WORK TO COMPLETE: Repeat the stretch of rows from the line containing "pipe-length-button[interactable]: Pipe length" through the line containing "unit-number-label: 1 bbox=[252, 59, 260, 74]", with both of those lines included, exactly as they appear.

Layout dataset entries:
______
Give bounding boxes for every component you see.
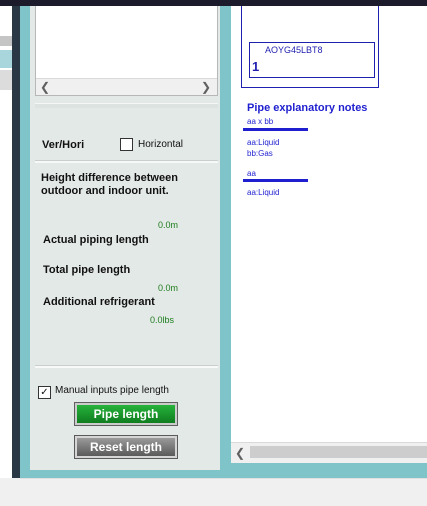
pipe-length-button[interactable]: Pipe length bbox=[74, 402, 178, 426]
height-difference-label: Height difference between outdoor and in… bbox=[41, 172, 178, 197]
background-bar-teal bbox=[0, 50, 12, 68]
ver-hori-label: Ver/Hori bbox=[42, 139, 85, 151]
divider bbox=[35, 103, 218, 108]
manual-inputs-label: Manual inputs pipe length bbox=[55, 385, 169, 396]
scrollbar-thumb[interactable] bbox=[250, 446, 427, 458]
additional-refrigerant-label: Additional refrigerant bbox=[43, 296, 155, 308]
ver-hori-row: Ver/Hori Horizontal bbox=[35, 130, 218, 160]
chevron-left-icon[interactable]: ❮ bbox=[235, 446, 245, 460]
unit-model-label: AOYG45LBT8 bbox=[265, 45, 323, 55]
pipe-line-sample bbox=[243, 128, 308, 131]
unit-number-label: 1 bbox=[252, 59, 260, 74]
note2-line1: aa:Liquid bbox=[247, 188, 280, 197]
height-difference-value: 0.0m bbox=[157, 220, 178, 230]
background-bar bbox=[0, 36, 12, 46]
total-pipe-length-label: Total pipe length bbox=[43, 264, 131, 276]
note2-header: aa bbox=[247, 169, 256, 178]
horizontal-scrollbar[interactable]: ❮ ❯ bbox=[36, 78, 217, 95]
reset-length-button[interactable]: Reset length bbox=[74, 435, 178, 459]
horizontal-label: Horizontal bbox=[138, 139, 184, 150]
pipe-notes-title: Pipe explanatory notes bbox=[247, 102, 368, 114]
chevron-right-icon[interactable]: ❯ bbox=[201, 80, 211, 94]
note1-header: aa x bb bbox=[247, 117, 274, 126]
divider bbox=[35, 365, 218, 368]
pipe-line-sample bbox=[243, 179, 308, 182]
manual-inputs-checkbox[interactable]: ✓ bbox=[38, 386, 51, 399]
note1-line1: aa:Liquid bbox=[247, 138, 280, 147]
additional-refrigerant-value: 0.0lbs bbox=[149, 315, 174, 325]
total-pipe-length-value: 0.0m bbox=[157, 283, 178, 293]
note1-line2: bb:Gas bbox=[247, 149, 273, 158]
divider bbox=[35, 160, 218, 163]
actual-piping-length-label: Actual piping length bbox=[43, 234, 149, 246]
window-border bbox=[12, 6, 20, 478]
background-bar bbox=[0, 70, 12, 90]
status-bar bbox=[20, 478, 427, 506]
chevron-left-icon[interactable]: ❮ bbox=[40, 80, 50, 94]
horizontal-checkbox[interactable] bbox=[120, 138, 133, 151]
checkmark-icon: ✓ bbox=[40, 387, 49, 398]
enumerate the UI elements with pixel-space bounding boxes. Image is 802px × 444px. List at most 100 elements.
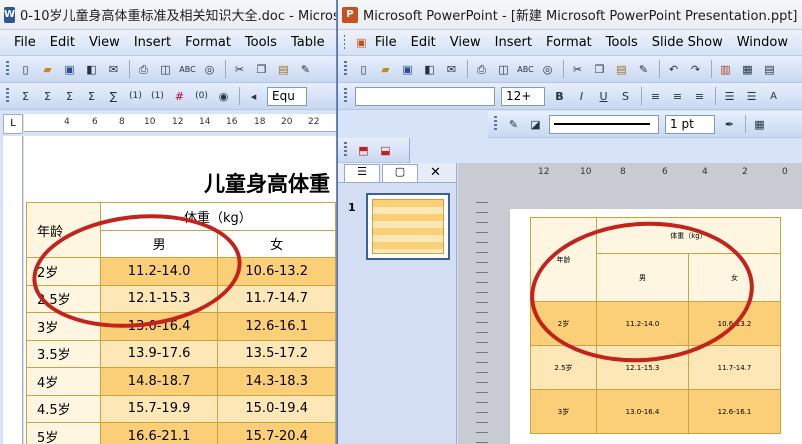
______
SOLUTION TO THIS EXERCISE:
pipe-length-button[interactable]: Pipe length bbox=[74, 402, 178, 426]
height-difference-label: Height difference between outdoor and in… bbox=[41, 172, 178, 197]
background-bar-teal bbox=[0, 50, 12, 68]
ver-hori-label: Ver/Hori bbox=[42, 139, 85, 151]
divider bbox=[35, 103, 218, 108]
manual-inputs-label: Manual inputs pipe length bbox=[55, 385, 169, 396]
scrollbar-thumb[interactable] bbox=[250, 446, 427, 458]
additional-refrigerant-label: Additional refrigerant bbox=[43, 296, 155, 308]
ver-hori-row: Ver/Hori Horizontal bbox=[35, 130, 218, 160]
chevron-left-icon[interactable]: ❮ bbox=[235, 446, 245, 460]
unit-model-label: AOYG45LBT8 bbox=[265, 45, 323, 55]
pipe-line-sample bbox=[243, 128, 308, 131]
unit-number-label: 1 bbox=[252, 59, 260, 74]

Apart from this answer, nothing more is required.